» Aim
Exactly repeat the line that contains "Extract all readable text from this page.", then every line after it up to and including the final line.

- - -

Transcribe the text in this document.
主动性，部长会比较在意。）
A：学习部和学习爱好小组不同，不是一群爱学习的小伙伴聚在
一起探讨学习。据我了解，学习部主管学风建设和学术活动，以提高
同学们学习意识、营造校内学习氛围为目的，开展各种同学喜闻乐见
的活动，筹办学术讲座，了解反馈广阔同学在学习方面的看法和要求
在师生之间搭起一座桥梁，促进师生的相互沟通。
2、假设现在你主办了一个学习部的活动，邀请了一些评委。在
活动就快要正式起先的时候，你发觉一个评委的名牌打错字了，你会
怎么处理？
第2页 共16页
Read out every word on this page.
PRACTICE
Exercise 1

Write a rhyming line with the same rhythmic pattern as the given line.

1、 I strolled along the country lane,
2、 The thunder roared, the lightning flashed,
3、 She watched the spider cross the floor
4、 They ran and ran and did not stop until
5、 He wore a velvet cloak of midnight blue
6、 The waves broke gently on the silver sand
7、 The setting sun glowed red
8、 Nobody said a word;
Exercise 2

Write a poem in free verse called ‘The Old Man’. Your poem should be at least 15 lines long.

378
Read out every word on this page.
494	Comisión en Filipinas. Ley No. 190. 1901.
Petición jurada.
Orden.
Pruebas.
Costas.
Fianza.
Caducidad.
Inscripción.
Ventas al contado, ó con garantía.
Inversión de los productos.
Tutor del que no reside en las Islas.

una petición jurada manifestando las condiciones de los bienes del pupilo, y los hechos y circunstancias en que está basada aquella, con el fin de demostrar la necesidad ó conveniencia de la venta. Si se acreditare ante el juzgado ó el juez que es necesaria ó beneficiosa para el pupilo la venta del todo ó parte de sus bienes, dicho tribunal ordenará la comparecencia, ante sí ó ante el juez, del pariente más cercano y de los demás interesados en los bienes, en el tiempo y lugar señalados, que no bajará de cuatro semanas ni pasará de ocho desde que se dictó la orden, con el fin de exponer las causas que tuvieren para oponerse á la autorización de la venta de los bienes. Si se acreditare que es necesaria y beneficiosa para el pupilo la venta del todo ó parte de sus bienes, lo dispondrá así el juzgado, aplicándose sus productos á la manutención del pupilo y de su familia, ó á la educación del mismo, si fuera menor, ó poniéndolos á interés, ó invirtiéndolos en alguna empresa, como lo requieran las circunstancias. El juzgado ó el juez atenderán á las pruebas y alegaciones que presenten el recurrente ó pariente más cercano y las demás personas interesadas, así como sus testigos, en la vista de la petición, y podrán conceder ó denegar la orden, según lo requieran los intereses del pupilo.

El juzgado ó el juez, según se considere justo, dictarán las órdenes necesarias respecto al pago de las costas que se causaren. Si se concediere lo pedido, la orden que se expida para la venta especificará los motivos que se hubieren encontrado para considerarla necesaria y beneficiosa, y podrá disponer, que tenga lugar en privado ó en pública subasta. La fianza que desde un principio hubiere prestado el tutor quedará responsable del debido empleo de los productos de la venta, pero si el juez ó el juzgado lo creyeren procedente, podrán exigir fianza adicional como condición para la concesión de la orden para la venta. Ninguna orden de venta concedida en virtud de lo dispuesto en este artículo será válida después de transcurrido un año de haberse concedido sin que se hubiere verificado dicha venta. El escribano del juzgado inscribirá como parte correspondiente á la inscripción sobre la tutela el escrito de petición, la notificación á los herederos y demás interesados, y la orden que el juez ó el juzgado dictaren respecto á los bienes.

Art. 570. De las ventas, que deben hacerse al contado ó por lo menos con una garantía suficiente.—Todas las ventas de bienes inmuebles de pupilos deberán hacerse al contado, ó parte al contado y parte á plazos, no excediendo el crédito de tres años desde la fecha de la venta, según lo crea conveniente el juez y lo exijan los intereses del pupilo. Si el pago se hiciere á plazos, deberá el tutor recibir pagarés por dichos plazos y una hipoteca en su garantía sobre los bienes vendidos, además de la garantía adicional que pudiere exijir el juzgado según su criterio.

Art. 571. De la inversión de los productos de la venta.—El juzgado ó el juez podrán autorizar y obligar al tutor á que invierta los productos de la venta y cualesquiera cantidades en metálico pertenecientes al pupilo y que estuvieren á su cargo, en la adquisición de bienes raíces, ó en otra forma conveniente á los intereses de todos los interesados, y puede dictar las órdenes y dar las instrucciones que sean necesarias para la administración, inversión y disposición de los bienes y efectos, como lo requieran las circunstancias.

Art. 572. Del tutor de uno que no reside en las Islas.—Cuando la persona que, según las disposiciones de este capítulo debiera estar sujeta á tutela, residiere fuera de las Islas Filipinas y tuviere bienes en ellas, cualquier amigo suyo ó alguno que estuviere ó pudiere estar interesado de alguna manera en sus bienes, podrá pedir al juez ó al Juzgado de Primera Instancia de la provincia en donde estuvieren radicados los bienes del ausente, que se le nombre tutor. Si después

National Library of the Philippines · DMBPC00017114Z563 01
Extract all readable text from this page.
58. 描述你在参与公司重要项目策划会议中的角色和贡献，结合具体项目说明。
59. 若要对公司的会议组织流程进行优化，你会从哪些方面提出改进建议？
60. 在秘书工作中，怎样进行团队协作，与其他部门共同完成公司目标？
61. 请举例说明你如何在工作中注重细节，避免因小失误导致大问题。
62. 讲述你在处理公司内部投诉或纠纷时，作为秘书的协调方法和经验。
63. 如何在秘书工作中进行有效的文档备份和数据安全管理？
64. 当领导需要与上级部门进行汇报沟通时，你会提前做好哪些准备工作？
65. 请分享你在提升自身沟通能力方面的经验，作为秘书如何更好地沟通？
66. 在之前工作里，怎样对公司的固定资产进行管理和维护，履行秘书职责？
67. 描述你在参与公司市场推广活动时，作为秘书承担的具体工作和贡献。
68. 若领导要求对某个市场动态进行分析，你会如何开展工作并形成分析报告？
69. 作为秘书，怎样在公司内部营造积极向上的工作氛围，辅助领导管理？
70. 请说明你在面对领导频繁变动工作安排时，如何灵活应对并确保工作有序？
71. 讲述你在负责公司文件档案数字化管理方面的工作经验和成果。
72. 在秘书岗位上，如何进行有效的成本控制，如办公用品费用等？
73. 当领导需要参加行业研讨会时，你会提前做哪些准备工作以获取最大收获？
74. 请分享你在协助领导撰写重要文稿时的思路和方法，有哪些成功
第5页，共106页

- - -

» Worked solution
Extract all readable text from this page.
58. 描述你在参与公司重要项目策划会议中的角色和贡献，结合具体项目说明。
59. 若要对公司的会议组织流程进行优化，你会从哪些方面提出改进建议？
60. 在秘书工作中，怎样进行团队协作，与其他部门共同完成公司目标？
61. 请举例说明你如何在工作中注重细节，避免因小失误导致大问题。
62. 讲述你在处理公司内部投诉或纠纷时，作为秘书的协调方法和经验。
63. 如何在秘书工作中进行有效的文档备份和数据安全管理？
64. 当领导需要与上级部门进行汇报沟通时，你会提前做好哪些准备工作？
65. 请分享你在提升自身沟通能力方面的经验，作为秘书如何更好地沟通？
66. 在之前工作里，怎样对公司的固定资产进行管理和维护，履行秘书职责？
67. 描述你在参与公司市场推广活动时，作为秘书承担的具体工作和贡献。
68. 若领导要求对某个市场动态进行分析，你会如何开展工作并形成分析报告？
69. 作为秘书，怎样在公司内部营造积极向上的工作氛围，辅助领导管理？
70. 请说明你在面对领导频繁变动工作安排时，如何灵活应对并确保工作有序？
71. 讲述你在负责公司文件档案数字化管理方面的工作经验和成果。
72. 在秘书岗位上，如何进行有效的成本控制，如办公用品费用等？
73. 当领导需要参加行业研讨会时，你会提前做哪些准备工作以获取最大收获？
74. 请分享你在协助领导撰写重要文稿时的思路和方法，有哪些成功
第5页，共106页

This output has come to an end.